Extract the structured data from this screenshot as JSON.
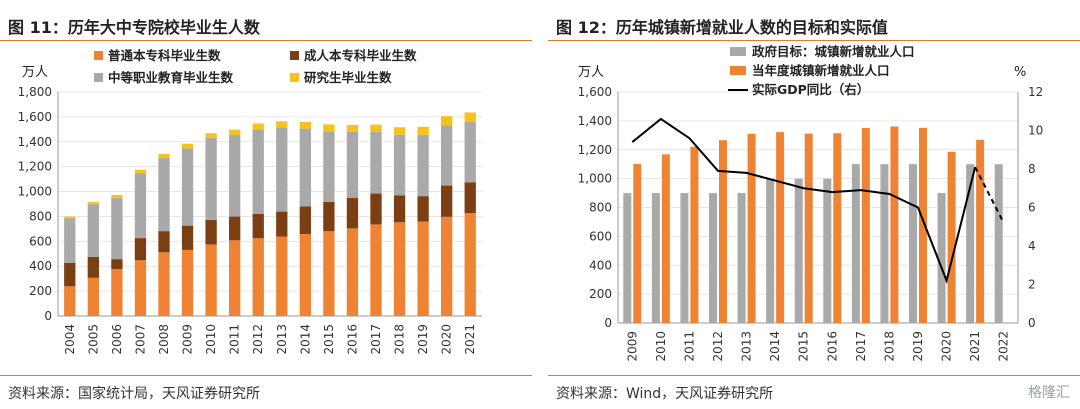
{
  "chart_data": [
    {
      "type": "bar",
      "stacked": true,
      "title": "图 11：历年大中专院校毕业生人数",
      "unit_label": "万人",
      "source": "资料来源：国家统计局，天风证券研究所",
      "categories": [
        "2004",
        "2005",
        "2006",
        "2007",
        "2008",
        "2009",
        "2010",
        "2011",
        "2012",
        "2013",
        "2014",
        "2015",
        "2016",
        "2017",
        "2018",
        "2019",
        "2020",
        "2021"
      ],
      "ylim": [
        0,
        1800
      ],
      "yticks": [
        "0",
        "200",
        "400",
        "600",
        "800",
        "1,000",
        "1,200",
        "1,400",
        "1,600",
        "1,800"
      ],
      "legend_position": "top",
      "series": [
        {
          "name": "普通本专科毕业生数",
          "color": "#ee8433",
          "values": [
            239,
            307,
            377,
            448,
            512,
            531,
            575,
            608,
            625,
            639,
            659,
            681,
            704,
            736,
            753,
            759,
            797,
            827
          ]
        },
        {
          "name": "成人本专科毕业生数",
          "color": "#7b3f13",
          "values": [
            189,
            167,
            80,
            178,
            170,
            195,
            197,
            191,
            195,
            200,
            222,
            236,
            244,
            248,
            217,
            204,
            251,
            248
          ]
        },
        {
          "name": "中等职业教育毕业生数",
          "color": "#a9a9a9",
          "values": [
            356,
            425,
            490,
            519,
            587,
            621,
            659,
            656,
            678,
            675,
            625,
            568,
            532,
            496,
            487,
            493,
            485,
            484
          ]
        },
        {
          "name": "研究生毕业生数",
          "color": "#f6c21b",
          "values": [
            15,
            19,
            26,
            31,
            34,
            37,
            38,
            43,
            49,
            51,
            54,
            55,
            56,
            58,
            60,
            64,
            73,
            77
          ]
        }
      ]
    },
    {
      "type": "bar+line",
      "title": "图 12：历年城镇新增就业人数的目标和实际值",
      "unit_label_left": "万人",
      "unit_label_right": "%",
      "source": "资料来源：Wind，天风证券研究所",
      "categories": [
        "2009",
        "2010",
        "2011",
        "2012",
        "2013",
        "2014",
        "2015",
        "2016",
        "2017",
        "2018",
        "2019",
        "2020",
        "2021",
        "2022"
      ],
      "ylim": [
        0,
        1600
      ],
      "yticks": [
        "0",
        "200",
        "400",
        "600",
        "800",
        "1,000",
        "1,200",
        "1,400",
        "1,600"
      ],
      "ylim_right": [
        0,
        12
      ],
      "yticks_right": [
        "0",
        "2",
        "4",
        "6",
        "8",
        "10",
        "12"
      ],
      "legend_position": "top",
      "series": [
        {
          "name": "政府目标：城镇新增就业人口",
          "kind": "bar",
          "axis": "left",
          "color": "#a9a9a9",
          "values": [
            900,
            900,
            900,
            900,
            900,
            1000,
            1000,
            1000,
            1100,
            1100,
            1100,
            900,
            1100,
            1100
          ]
        },
        {
          "name": "当年度城镇新增就业人口",
          "kind": "bar",
          "axis": "left",
          "color": "#ee8433",
          "values": [
            1102,
            1168,
            1221,
            1266,
            1310,
            1322,
            1312,
            1314,
            1351,
            1361,
            1352,
            1186,
            1269,
            null
          ]
        },
        {
          "name": "实际GDP同比（右）",
          "kind": "line",
          "axis": "right",
          "color": "#000000",
          "values": [
            9.4,
            10.6,
            9.6,
            7.9,
            7.8,
            7.4,
            7.0,
            6.8,
            6.9,
            6.7,
            6.0,
            2.2,
            8.1,
            5.2
          ],
          "dashed_from_index": 12
        }
      ]
    }
  ],
  "watermark": "格隆汇"
}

# # #

• Brief
Write out again every line above exactly as given; the pictures do not belong in the copy.

• Exercise solution
Extract the structured data from this screenshot as JSON.
{
  "chart_data": [
    {
      "type": "bar",
      "stacked": true,
      "title": "图 11：历年大中专院校毕业生人数",
      "unit_label": "万人",
      "source": "资料来源：国家统计局，天风证券研究所",
      "categories": [
        "2004",
        "2005",
        "2006",
        "2007",
        "2008",
        "2009",
        "2010",
        "2011",
        "2012",
        "2013",
        "2014",
        "2015",
        "2016",
        "2017",
        "2018",
        "2019",
        "2020",
        "2021"
      ],
      "ylim": [
        0,
        1800
      ],
      "yticks": [
        "0",
        "200",
        "400",
        "600",
        "800",
        "1,000",
        "1,200",
        "1,400",
        "1,600",
        "1,800"
      ],
      "legend_position": "top",
      "series": [
        {
          "name": "普通本专科毕业生数",
          "color": "#ee8433",
          "values": [
            239,
            307,
            377,
            448,
            512,
            531,
            575,
            608,
            625,
            639,
            659,
            681,
            704,
            736,
            753,
            759,
            797,
            827
          ]
        },
        {
          "name": "成人本专科毕业生数",
          "color": "#7b3f13",
          "values": [
            189,
            167,
            80,
            178,
            170,
            195,
            197,
            191,
            195,
            200,
            222,
            236,
            244,
            248,
            217,
            204,
            251,
            248
          ]
        },
        {
          "name": "中等职业教育毕业生数",
          "color": "#a9a9a9",
          "values": [
            356,
            425,
            490,
            519,
            587,
            621,
            659,
            656,
            678,
            675,
            625,
            568,
            532,
            496,
            487,
            493,
            485,
            484
          ]
        },
        {
          "name": "研究生毕业生数",
          "color": "#f6c21b",
          "values": [
            15,
            19,
            26,
            31,
            34,
            37,
            38,
            43,
            49,
            51,
            54,
            55,
            56,
            58,
            60,
            64,
            73,
            77
          ]
        }
      ]
    },
    {
      "type": "bar+line",
      "title": "图 12：历年城镇新增就业人数的目标和实际值",
      "unit_label_left": "万人",
      "unit_label_right": "%",
      "source": "资料来源：Wind，天风证券研究所",
      "categories": [
        "2009",
        "2010",
        "2011",
        "2012",
        "2013",
        "2014",
        "2015",
        "2016",
        "2017",
        "2018",
        "2019",
        "2020",
        "2021",
        "2022"
      ],
      "ylim": [
        0,
        1600
      ],
      "yticks": [
        "0",
        "200",
        "400",
        "600",
        "800",
        "1,000",
        "1,200",
        "1,400",
        "1,600"
      ],
      "ylim_right": [
        0,
        12
      ],
      "yticks_right": [
        "0",
        "2",
        "4",
        "6",
        "8",
        "10",
        "12"
      ],
      "legend_position": "top",
      "series": [
        {
          "name": "政府目标：城镇新增就业人口",
          "kind": "bar",
          "axis": "left",
          "color": "#a9a9a9",
          "values": [
            900,
            900,
            900,
            900,
            900,
            1000,
            1000,
            1000,
            1100,
            1100,
            1100,
            900,
            1100,
            1100
          ]
        },
        {
          "name": "当年度城镇新增就业人口",
          "kind": "bar",
          "axis": "left",
          "color": "#ee8433",
          "values": [
            1102,
            1168,
            1221,
            1266,
            1310,
            1322,
            1312,
            1314,
            1351,
            1361,
            1352,
            1186,
            1269,
            null
          ]
        },
        {
          "name": "实际GDP同比（右）",
          "kind": "line",
          "axis": "right",
          "color": "#000000",
          "values": [
            9.4,
            10.6,
            9.6,
            7.9,
            7.8,
            7.4,
            7.0,
            6.8,
            6.9,
            6.7,
            6.0,
            2.2,
            8.1,
            5.2
          ],
          "dashed_from_index": 12
        }
      ]
    }
  ],
  "watermark": "格隆汇"
}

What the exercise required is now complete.